Listed records:
** BEGIN **

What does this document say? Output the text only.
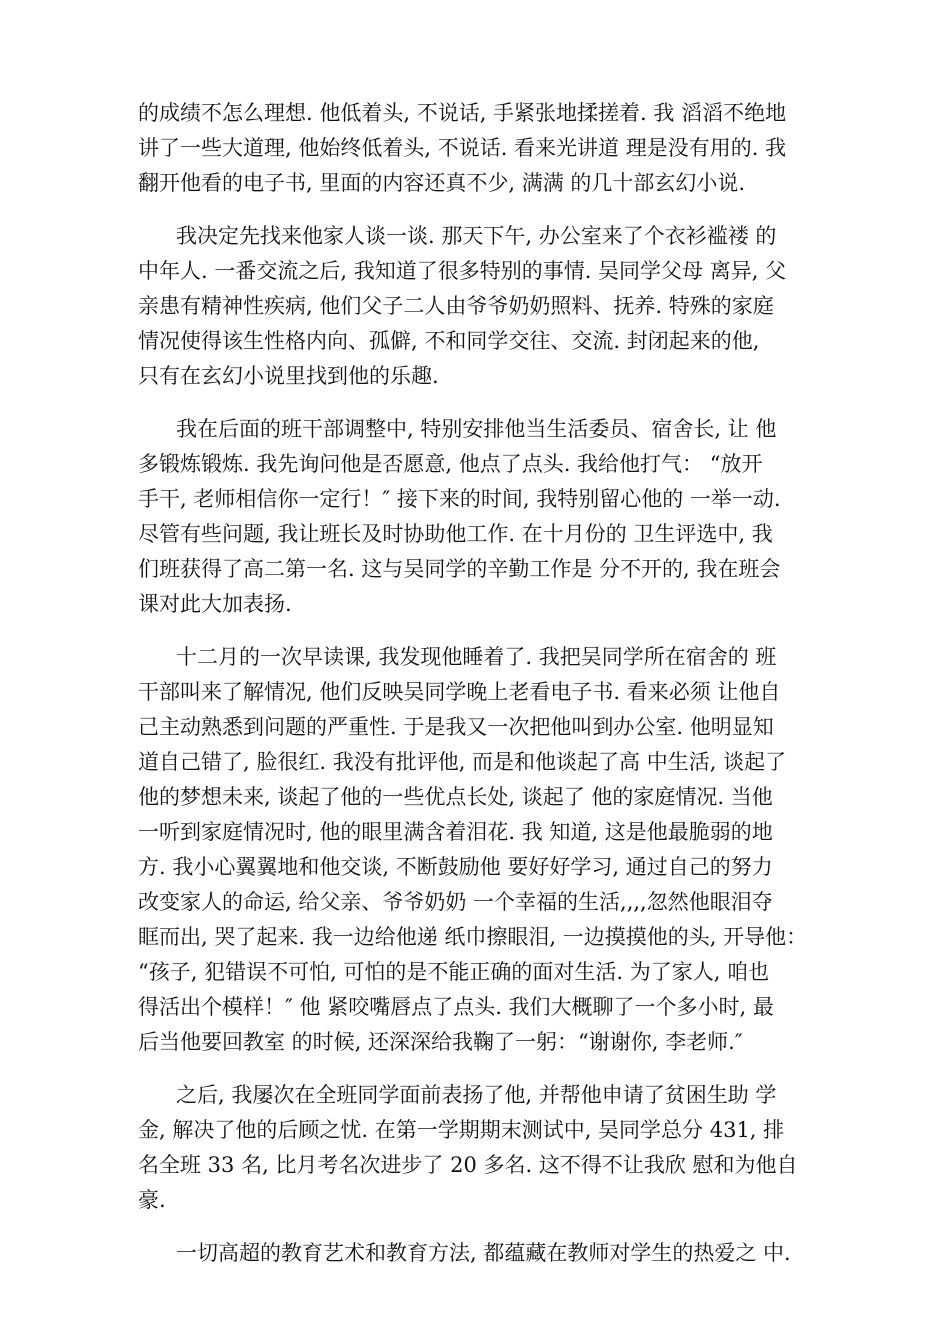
的成绩不怎么理想. 他低着头, 不说话, 手紧张地揉搓着. 我 滔滔不绝地
讲了一些大道理, 他始终低着头, 不说话. 看来光讲道 理是没有用的. 我
翻开他看的电子书, 里面的内容还真不少, 满满 的几十部玄幻小说.
我决定先找来他家人谈一谈. 那天下午, 办公室来了个衣衫褴褛 的
中年人. 一番交流之后, 我知道了很多特别的事情. 吴同学父母 离异, 父
亲患有精神性疾病, 他们父子二人由爷爷奶奶照料、抚养. 特殊的家庭
情况使得该生性格内向、孤僻, 不和同学交往、交流. 封闭起来的他,
只有在玄幻小说里找到他的乐趣.
我在后面的班干部调整中, 特别安排他当生活委员、宿舍长, 让 他
多锻炼锻炼. 我先询问他是否愿意, 他点了点头. 我给他打气： “放开
手干, 老师相信你一定行！″ 接下来的时间, 我特别留心他的 一举一动.
尽管有些问题, 我让班长及时协助他工作. 在十月份的 卫生评选中, 我
们班获得了高二第一名. 这与吴同学的辛勤工作是 分不开的, 我在班会
课对此大加表扬.
十二月的一次早读课, 我发现他睡着了. 我把吴同学所在宿舍的 班
干部叫来了解情况, 他们反映吴同学晚上老看电子书. 看来必须 让他自
己主动熟悉到问题的严重性. 于是我又一次把他叫到办公室. 他明显知
道自己错了, 脸很红. 我没有批评他, 而是和他谈起了高 中生活, 谈起了
他的梦想未来, 谈起了他的一些优点长处, 谈起了 他的家庭情况. 当他
一听到家庭情况时, 他的眼里满含着泪花. 我 知道, 这是他最脆弱的地
方. 我小心翼翼地和他交谈, 不断鼓励他 要好好学习, 通过自己的努力
改变家人的命运, 给父亲、爷爷奶奶 一个幸福的生活,,,,忽然他眼泪夺
眶而出, 哭了起来. 我一边给他递 纸巾擦眼泪, 一边摸摸他的头, 开导他：
“孩子, 犯错误不可怕, 可怕的是不能正确的面对生活. 为了家人, 咱也
得活出个模样！″ 他 紧咬嘴唇点了点头. 我们大概聊了一个多小时, 最
后当他要回教室 的时候, 还深深给我鞠了一躬：“谢谢你, 李老师.″
之后, 我屡次在全班同学面前表扬了他, 并帮他申请了贫困生助 学
金, 解决了他的后顾之忧. 在第一学期期末测试中, 吴同学总分 431, 排
名全班 33 名, 比月考名次进步了 20 多名. 这不得不让我欣 慰和为他自
豪.
一切高超的教育艺术和教育方法, 都蕴藏在教师对学生的热爱之 中.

** END **

Goal: Reproduce all the records verbatim, excluding images.

Response for this exercise:
What does this document say? Output the text only.
的成绩不怎么理想. 他低着头, 不说话, 手紧张地揉搓着. 我 滔滔不绝地
讲了一些大道理, 他始终低着头, 不说话. 看来光讲道 理是没有用的. 我
翻开他看的电子书, 里面的内容还真不少, 满满 的几十部玄幻小说.
我决定先找来他家人谈一谈. 那天下午, 办公室来了个衣衫褴褛 的
中年人. 一番交流之后, 我知道了很多特别的事情. 吴同学父母 离异, 父
亲患有精神性疾病, 他们父子二人由爷爷奶奶照料、抚养. 特殊的家庭
情况使得该生性格内向、孤僻, 不和同学交往、交流. 封闭起来的他,
只有在玄幻小说里找到他的乐趣.
我在后面的班干部调整中, 特别安排他当生活委员、宿舍长, 让 他
多锻炼锻炼. 我先询问他是否愿意, 他点了点头. 我给他打气： “放开
手干, 老师相信你一定行！″ 接下来的时间, 我特别留心他的 一举一动.
尽管有些问题, 我让班长及时协助他工作. 在十月份的 卫生评选中, 我
们班获得了高二第一名. 这与吴同学的辛勤工作是 分不开的, 我在班会
课对此大加表扬.
十二月的一次早读课, 我发现他睡着了. 我把吴同学所在宿舍的 班
干部叫来了解情况, 他们反映吴同学晚上老看电子书. 看来必须 让他自
己主动熟悉到问题的严重性. 于是我又一次把他叫到办公室. 他明显知
道自己错了, 脸很红. 我没有批评他, 而是和他谈起了高 中生活, 谈起了
他的梦想未来, 谈起了他的一些优点长处, 谈起了 他的家庭情况. 当他
一听到家庭情况时, 他的眼里满含着泪花. 我 知道, 这是他最脆弱的地
方. 我小心翼翼地和他交谈, 不断鼓励他 要好好学习, 通过自己的努力
改变家人的命运, 给父亲、爷爷奶奶 一个幸福的生活,,,,忽然他眼泪夺
眶而出, 哭了起来. 我一边给他递 纸巾擦眼泪, 一边摸摸他的头, 开导他：
“孩子, 犯错误不可怕, 可怕的是不能正确的面对生活. 为了家人, 咱也
得活出个模样！″ 他 紧咬嘴唇点了点头. 我们大概聊了一个多小时, 最
后当他要回教室 的时候, 还深深给我鞠了一躬：“谢谢你, 李老师.″
之后, 我屡次在全班同学面前表扬了他, 并帮他申请了贫困生助 学
金, 解决了他的后顾之忧. 在第一学期期末测试中, 吴同学总分 431, 排
名全班 33 名, 比月考名次进步了 20 多名. 这不得不让我欣 慰和为他自
豪.
一切高超的教育艺术和教育方法, 都蕴藏在教师对学生的热爱之 中.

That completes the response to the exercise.